■ Structured figure records:
** start **

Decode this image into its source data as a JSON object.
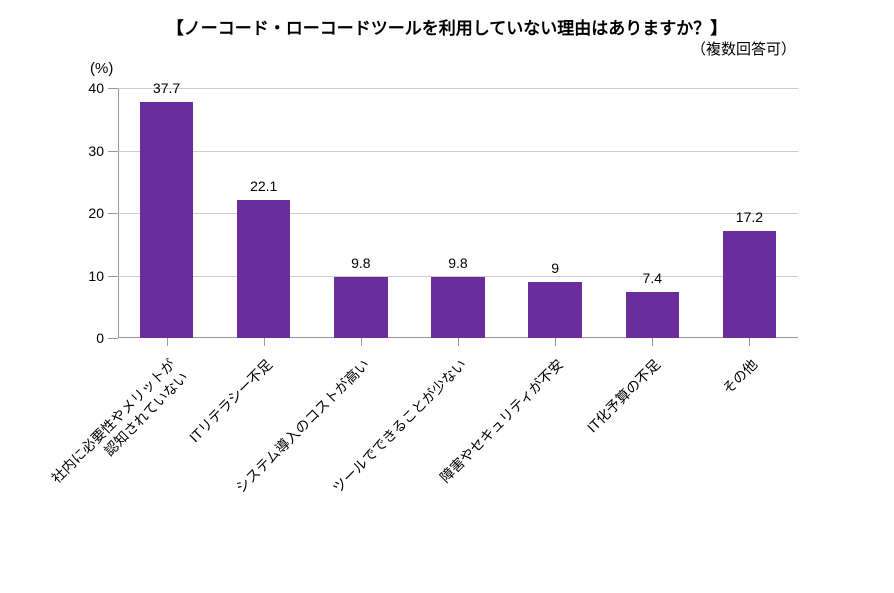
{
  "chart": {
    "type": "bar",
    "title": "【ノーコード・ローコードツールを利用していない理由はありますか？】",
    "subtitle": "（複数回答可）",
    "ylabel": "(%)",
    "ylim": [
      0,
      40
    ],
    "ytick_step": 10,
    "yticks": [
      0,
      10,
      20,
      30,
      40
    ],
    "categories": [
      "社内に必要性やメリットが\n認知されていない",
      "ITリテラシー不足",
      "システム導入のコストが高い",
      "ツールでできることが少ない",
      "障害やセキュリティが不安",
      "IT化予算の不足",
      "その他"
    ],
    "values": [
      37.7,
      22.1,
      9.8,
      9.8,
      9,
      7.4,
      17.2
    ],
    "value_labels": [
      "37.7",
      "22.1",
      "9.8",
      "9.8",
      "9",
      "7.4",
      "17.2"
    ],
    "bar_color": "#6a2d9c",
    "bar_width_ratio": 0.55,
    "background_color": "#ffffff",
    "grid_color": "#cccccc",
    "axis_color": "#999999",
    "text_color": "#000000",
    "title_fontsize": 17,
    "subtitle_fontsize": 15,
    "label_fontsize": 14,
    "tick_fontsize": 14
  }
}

** end **
** start **

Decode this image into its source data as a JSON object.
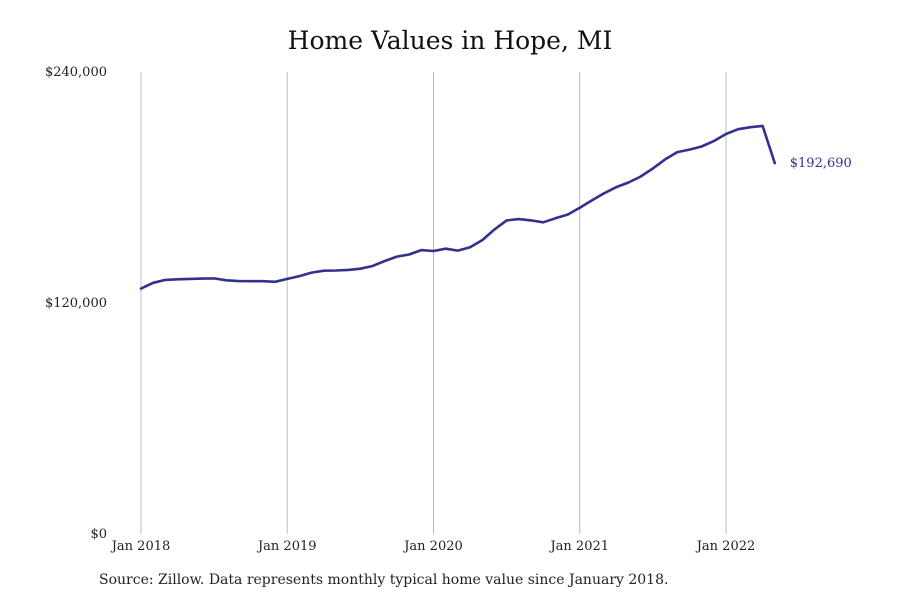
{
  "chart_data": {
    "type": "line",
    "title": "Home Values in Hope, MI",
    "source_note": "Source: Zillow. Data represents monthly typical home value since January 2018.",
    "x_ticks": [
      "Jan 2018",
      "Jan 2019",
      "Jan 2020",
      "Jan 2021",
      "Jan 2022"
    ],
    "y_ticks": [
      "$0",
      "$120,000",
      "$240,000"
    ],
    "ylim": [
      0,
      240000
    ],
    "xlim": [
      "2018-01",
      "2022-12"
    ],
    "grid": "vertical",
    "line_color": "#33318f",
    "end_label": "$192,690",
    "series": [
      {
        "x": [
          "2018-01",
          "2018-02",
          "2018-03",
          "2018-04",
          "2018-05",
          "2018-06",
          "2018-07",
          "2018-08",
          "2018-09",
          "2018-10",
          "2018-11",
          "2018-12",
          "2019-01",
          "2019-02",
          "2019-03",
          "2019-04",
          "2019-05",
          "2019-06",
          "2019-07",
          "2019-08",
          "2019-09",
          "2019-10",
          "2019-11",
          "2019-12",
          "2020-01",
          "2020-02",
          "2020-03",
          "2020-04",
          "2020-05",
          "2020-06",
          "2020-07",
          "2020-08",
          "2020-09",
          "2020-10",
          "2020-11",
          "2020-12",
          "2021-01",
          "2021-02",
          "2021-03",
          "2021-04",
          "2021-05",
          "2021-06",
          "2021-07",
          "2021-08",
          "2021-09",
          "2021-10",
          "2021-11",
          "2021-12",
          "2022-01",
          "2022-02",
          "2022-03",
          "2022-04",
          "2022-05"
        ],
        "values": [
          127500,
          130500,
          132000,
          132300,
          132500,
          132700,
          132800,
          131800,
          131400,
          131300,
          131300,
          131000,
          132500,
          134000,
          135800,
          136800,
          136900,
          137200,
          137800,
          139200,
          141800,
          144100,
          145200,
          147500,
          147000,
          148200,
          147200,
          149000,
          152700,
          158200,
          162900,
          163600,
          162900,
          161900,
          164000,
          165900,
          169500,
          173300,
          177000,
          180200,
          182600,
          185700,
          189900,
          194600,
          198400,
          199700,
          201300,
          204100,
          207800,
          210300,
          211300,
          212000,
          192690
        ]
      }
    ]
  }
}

** end **
** start **

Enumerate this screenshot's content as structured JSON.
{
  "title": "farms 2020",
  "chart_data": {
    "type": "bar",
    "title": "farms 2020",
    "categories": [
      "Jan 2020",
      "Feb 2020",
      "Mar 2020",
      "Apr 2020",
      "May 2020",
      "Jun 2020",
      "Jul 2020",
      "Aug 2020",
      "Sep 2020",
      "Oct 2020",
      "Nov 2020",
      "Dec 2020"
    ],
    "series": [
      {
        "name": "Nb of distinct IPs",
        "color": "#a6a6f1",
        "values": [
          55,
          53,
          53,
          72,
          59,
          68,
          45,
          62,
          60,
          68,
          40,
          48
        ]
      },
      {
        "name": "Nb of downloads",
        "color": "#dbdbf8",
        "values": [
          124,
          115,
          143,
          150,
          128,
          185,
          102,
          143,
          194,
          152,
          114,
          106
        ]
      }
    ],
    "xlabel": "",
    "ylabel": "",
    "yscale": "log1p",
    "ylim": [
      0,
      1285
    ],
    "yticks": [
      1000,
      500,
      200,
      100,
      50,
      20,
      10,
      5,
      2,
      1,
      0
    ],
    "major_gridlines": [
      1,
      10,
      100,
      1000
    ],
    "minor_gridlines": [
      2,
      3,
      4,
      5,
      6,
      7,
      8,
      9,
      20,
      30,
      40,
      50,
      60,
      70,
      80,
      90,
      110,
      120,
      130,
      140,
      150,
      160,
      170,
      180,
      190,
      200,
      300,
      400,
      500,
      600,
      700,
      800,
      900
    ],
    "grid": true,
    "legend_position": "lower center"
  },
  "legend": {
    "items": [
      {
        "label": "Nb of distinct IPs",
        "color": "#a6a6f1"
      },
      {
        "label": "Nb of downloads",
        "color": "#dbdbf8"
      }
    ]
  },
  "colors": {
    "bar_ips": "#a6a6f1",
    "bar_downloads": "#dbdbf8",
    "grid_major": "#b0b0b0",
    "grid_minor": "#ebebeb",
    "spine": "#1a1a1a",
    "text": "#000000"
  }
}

** end **

■ Exercise details:
Tally the lines of the data that contain the string "distinct" and report the total alone.

■ The answer:
2